▶ _Set exercise_
Are you able to quote each entry exactly as written?

▶ _Data lines_
§ §

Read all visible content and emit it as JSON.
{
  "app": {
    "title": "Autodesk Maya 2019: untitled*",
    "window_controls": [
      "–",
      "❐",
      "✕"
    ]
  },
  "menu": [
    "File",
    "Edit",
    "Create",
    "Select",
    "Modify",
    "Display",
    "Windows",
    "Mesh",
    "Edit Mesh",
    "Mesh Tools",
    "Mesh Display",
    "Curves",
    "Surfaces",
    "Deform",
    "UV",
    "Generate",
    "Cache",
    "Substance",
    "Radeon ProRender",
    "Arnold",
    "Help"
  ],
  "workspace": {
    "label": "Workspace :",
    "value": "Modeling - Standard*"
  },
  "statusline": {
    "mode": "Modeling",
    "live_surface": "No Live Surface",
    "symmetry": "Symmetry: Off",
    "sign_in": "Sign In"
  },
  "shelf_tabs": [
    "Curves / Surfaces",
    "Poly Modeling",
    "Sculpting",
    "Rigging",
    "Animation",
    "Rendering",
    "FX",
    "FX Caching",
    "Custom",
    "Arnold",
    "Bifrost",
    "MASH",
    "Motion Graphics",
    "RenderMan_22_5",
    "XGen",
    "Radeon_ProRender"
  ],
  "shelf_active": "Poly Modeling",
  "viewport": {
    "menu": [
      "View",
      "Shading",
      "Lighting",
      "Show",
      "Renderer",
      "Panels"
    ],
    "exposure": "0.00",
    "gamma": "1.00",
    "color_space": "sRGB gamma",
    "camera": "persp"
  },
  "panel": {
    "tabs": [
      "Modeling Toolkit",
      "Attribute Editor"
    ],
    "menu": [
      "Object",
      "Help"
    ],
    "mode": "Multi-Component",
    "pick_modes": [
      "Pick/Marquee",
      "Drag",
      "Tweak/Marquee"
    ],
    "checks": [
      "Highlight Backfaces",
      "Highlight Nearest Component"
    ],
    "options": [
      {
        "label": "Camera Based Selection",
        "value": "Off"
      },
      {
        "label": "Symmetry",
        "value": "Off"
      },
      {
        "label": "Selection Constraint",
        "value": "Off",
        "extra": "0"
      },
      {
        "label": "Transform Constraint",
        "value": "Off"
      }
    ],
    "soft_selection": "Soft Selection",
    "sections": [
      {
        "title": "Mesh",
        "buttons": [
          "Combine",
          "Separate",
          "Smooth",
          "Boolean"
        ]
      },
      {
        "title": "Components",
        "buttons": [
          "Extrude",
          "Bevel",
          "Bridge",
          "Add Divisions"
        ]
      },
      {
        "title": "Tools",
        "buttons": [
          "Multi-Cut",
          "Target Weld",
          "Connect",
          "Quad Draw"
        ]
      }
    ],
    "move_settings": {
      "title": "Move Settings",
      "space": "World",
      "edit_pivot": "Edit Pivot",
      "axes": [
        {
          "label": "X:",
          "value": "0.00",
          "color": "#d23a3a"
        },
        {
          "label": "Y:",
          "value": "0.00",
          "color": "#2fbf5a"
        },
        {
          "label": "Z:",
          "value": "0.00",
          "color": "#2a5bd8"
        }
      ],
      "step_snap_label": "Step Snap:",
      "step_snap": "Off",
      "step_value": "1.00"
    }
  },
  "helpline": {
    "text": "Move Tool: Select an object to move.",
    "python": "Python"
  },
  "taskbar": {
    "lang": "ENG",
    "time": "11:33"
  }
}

§ §

▶ _Task answer_
Read all visible content and emit it as JSON.
{
  "app": {
    "title": "Autodesk Maya 2019: untitled*",
    "window_controls": [
      "–",
      "❐",
      "✕"
    ]
  },
  "menu": [
    "File",
    "Edit",
    "Create",
    "Select",
    "Modify",
    "Display",
    "Windows",
    "Mesh",
    "Edit Mesh",
    "Mesh Tools",
    "Mesh Display",
    "Curves",
    "Surfaces",
    "Deform",
    "UV",
    "Generate",
    "Cache",
    "Substance",
    "Radeon ProRender",
    "Arnold",
    "Help"
  ],
  "workspace": {
    "label": "Workspace :",
    "value": "Modeling - Standard*"
  },
  "statusline": {
    "mode": "Modeling",
    "live_surface": "No Live Surface",
    "symmetry": "Symmetry: Off",
    "sign_in": "Sign In"
  },
  "shelf_tabs": [
    "Curves / Surfaces",
    "Poly Modeling",
    "Sculpting",
    "Rigging",
    "Animation",
    "Rendering",
    "FX",
    "FX Caching",
    "Custom",
    "Arnold",
    "Bifrost",
    "MASH",
    "Motion Graphics",
    "RenderMan_22_5",
    "XGen",
    "Radeon_ProRender"
  ],
  "shelf_active": "Poly Modeling",
  "viewport": {
    "menu": [
      "View",
      "Shading",
      "Lighting",
      "Show",
      "Renderer",
      "Panels"
    ],
    "exposure": "0.00",
    "gamma": "1.00",
    "color_space": "sRGB gamma",
    "camera": "persp"
  },
  "panel": {
    "tabs": [
      "Modeling Toolkit",
      "Attribute Editor"
    ],
    "menu": [
      "Object",
      "Help"
    ],
    "mode": "Multi-Component",
    "pick_modes": [
      "Pick/Marquee",
      "Drag",
      "Tweak/Marquee"
    ],
    "checks": [
      "Highlight Backfaces",
      "Highlight Nearest Component"
    ],
    "options": [
      {
        "label": "Camera Based Selection",
        "value": "Off"
      },
      {
        "label": "Symmetry",
        "value": "Off"
      },
      {
        "label": "Selection Constraint",
        "value": "Off",
        "extra": "0"
      },
      {
        "label": "Transform Constraint",
        "value": "Off"
      }
    ],
    "soft_selection": "Soft Selection",
    "sections": [
      {
        "title": "Mesh",
        "buttons": [
          "Combine",
          "Separate",
          "Smooth",
          "Boolean"
        ]
      },
      {
        "title": "Components",
        "buttons": [
          "Extrude",
          "Bevel",
          "Bridge",
          "Add Divisions"
        ]
      },
      {
        "title": "Tools",
        "buttons": [
          "Multi-Cut",
          "Target Weld",
          "Connect",
          "Quad Draw"
        ]
      }
    ],
    "move_settings": {
      "title": "Move Settings",
      "space": "World",
      "edit_pivot": "Edit Pivot",
      "axes": [
        {
          "label": "X:",
          "value": "0.00",
          "color": "#d23a3a"
        },
        {
          "label": "Y:",
          "value": "0.00",
          "color": "#2fbf5a"
        },
        {
          "label": "Z:",
          "value": "0.00",
          "color": "#2a5bd8"
        }
      ],
      "step_snap_label": "Step Snap:",
      "step_snap": "Off",
      "step_value": "1.00"
    }
  },
  "helpline": {
    "text": "Move Tool: Select an object to move.",
    "python": "Python"
  },
  "taskbar": {
    "lang": "ENG",
    "time": "11:33"
  }
}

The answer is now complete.